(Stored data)
◇ ◇ ◇ ◇ ◇

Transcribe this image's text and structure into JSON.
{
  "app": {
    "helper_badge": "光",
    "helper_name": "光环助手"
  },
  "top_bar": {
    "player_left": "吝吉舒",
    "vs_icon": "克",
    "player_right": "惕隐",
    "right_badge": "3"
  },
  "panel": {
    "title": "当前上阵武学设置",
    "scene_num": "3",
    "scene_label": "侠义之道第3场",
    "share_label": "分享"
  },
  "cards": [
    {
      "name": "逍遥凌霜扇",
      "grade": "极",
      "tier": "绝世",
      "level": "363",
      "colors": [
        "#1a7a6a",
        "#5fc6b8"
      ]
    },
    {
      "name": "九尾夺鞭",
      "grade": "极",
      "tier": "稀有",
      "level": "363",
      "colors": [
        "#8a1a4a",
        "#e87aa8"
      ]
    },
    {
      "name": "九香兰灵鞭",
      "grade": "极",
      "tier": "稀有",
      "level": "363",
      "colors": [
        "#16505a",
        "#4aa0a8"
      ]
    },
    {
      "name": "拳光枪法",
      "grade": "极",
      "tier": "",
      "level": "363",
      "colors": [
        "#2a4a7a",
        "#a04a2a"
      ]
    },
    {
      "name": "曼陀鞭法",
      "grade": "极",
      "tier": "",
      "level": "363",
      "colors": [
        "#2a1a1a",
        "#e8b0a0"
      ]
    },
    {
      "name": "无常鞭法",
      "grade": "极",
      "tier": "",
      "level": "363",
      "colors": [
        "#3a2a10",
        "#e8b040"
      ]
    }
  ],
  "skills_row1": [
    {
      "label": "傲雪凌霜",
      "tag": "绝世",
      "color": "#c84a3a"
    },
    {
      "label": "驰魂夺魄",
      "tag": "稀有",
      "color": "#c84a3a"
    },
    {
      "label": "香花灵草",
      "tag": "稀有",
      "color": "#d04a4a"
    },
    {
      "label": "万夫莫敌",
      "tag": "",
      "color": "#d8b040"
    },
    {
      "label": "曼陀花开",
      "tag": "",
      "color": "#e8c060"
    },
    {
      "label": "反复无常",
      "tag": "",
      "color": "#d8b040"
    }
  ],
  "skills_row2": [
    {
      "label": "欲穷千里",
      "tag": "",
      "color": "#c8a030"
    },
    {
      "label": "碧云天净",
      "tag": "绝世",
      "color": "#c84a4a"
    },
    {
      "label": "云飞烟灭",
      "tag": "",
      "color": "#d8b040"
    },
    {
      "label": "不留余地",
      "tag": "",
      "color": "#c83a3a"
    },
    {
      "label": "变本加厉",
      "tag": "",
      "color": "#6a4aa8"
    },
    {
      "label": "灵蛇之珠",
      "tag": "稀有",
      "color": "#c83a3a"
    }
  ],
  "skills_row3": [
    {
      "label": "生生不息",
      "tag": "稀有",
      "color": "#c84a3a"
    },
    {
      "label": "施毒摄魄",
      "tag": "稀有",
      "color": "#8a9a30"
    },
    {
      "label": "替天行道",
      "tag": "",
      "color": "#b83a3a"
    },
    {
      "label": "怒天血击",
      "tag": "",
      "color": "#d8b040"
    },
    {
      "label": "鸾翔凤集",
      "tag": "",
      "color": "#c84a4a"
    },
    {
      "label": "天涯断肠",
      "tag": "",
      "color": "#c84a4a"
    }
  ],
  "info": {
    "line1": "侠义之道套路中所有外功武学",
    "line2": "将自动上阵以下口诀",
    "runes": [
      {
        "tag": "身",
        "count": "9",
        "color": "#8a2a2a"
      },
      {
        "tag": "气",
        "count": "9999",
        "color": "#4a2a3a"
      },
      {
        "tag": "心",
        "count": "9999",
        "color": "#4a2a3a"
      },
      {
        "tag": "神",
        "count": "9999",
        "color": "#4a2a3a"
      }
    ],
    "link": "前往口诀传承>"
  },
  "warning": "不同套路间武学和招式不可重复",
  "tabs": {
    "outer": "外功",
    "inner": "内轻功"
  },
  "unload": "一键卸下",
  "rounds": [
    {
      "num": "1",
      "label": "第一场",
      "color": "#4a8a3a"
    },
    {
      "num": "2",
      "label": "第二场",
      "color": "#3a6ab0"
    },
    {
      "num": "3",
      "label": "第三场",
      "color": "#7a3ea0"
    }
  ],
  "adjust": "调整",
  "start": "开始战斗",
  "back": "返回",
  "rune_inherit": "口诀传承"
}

◇ ◇ ◇ ◇ ◇

[Task prompt]
Your task is to repeat every line exactly.

[The reply]
Transcribe this image's text and structure into JSON.
{
  "app": {
    "helper_badge": "光",
    "helper_name": "光环助手"
  },
  "top_bar": {
    "player_left": "吝吉舒",
    "vs_icon": "克",
    "player_right": "惕隐",
    "right_badge": "3"
  },
  "panel": {
    "title": "当前上阵武学设置",
    "scene_num": "3",
    "scene_label": "侠义之道第3场",
    "share_label": "分享"
  },
  "cards": [
    {
      "name": "逍遥凌霜扇",
      "grade": "极",
      "tier": "绝世",
      "level": "363",
      "colors": [
        "#1a7a6a",
        "#5fc6b8"
      ]
    },
    {
      "name": "九尾夺鞭",
      "grade": "极",
      "tier": "稀有",
      "level": "363",
      "colors": [
        "#8a1a4a",
        "#e87aa8"
      ]
    },
    {
      "name": "九香兰灵鞭",
      "grade": "极",
      "tier": "稀有",
      "level": "363",
      "colors": [
        "#16505a",
        "#4aa0a8"
      ]
    },
    {
      "name": "拳光枪法",
      "grade": "极",
      "tier": "",
      "level": "363",
      "colors": [
        "#2a4a7a",
        "#a04a2a"
      ]
    },
    {
      "name": "曼陀鞭法",
      "grade": "极",
      "tier": "",
      "level": "363",
      "colors": [
        "#2a1a1a",
        "#e8b0a0"
      ]
    },
    {
      "name": "无常鞭法",
      "grade": "极",
      "tier": "",
      "level": "363",
      "colors": [
        "#3a2a10",
        "#e8b040"
      ]
    }
  ],
  "skills_row1": [
    {
      "label": "傲雪凌霜",
      "tag": "绝世",
      "color": "#c84a3a"
    },
    {
      "label": "驰魂夺魄",
      "tag": "稀有",
      "color": "#c84a3a"
    },
    {
      "label": "香花灵草",
      "tag": "稀有",
      "color": "#d04a4a"
    },
    {
      "label": "万夫莫敌",
      "tag": "",
      "color": "#d8b040"
    },
    {
      "label": "曼陀花开",
      "tag": "",
      "color": "#e8c060"
    },
    {
      "label": "反复无常",
      "tag": "",
      "color": "#d8b040"
    }
  ],
  "skills_row2": [
    {
      "label": "欲穷千里",
      "tag": "",
      "color": "#c8a030"
    },
    {
      "label": "碧云天净",
      "tag": "绝世",
      "color": "#c84a4a"
    },
    {
      "label": "云飞烟灭",
      "tag": "",
      "color": "#d8b040"
    },
    {
      "label": "不留余地",
      "tag": "",
      "color": "#c83a3a"
    },
    {
      "label": "变本加厉",
      "tag": "",
      "color": "#6a4aa8"
    },
    {
      "label": "灵蛇之珠",
      "tag": "稀有",
      "color": "#c83a3a"
    }
  ],
  "skills_row3": [
    {
      "label": "生生不息",
      "tag": "稀有",
      "color": "#c84a3a"
    },
    {
      "label": "施毒摄魄",
      "tag": "稀有",
      "color": "#8a9a30"
    },
    {
      "label": "替天行道",
      "tag": "",
      "color": "#b83a3a"
    },
    {
      "label": "怒天血击",
      "tag": "",
      "color": "#d8b040"
    },
    {
      "label": "鸾翔凤集",
      "tag": "",
      "color": "#c84a4a"
    },
    {
      "label": "天涯断肠",
      "tag": "",
      "color": "#c84a4a"
    }
  ],
  "info": {
    "line1": "侠义之道套路中所有外功武学",
    "line2": "将自动上阵以下口诀",
    "runes": [
      {
        "tag": "身",
        "count": "9",
        "color": "#8a2a2a"
      },
      {
        "tag": "气",
        "count": "9999",
        "color": "#4a2a3a"
      },
      {
        "tag": "心",
        "count": "9999",
        "color": "#4a2a3a"
      },
      {
        "tag": "神",
        "count": "9999",
        "color": "#4a2a3a"
      }
    ],
    "link": "前往口诀传承>"
  },
  "warning": "不同套路间武学和招式不可重复",
  "tabs": {
    "outer": "外功",
    "inner": "内轻功"
  },
  "unload": "一键卸下",
  "rounds": [
    {
      "num": "1",
      "label": "第一场",
      "color": "#4a8a3a"
    },
    {
      "num": "2",
      "label": "第二场",
      "color": "#3a6ab0"
    },
    {
      "num": "3",
      "label": "第三场",
      "color": "#7a3ea0"
    }
  ],
  "adjust": "调整",
  "start": "开始战斗",
  "back": "返回",
  "rune_inherit": "口诀传承"
}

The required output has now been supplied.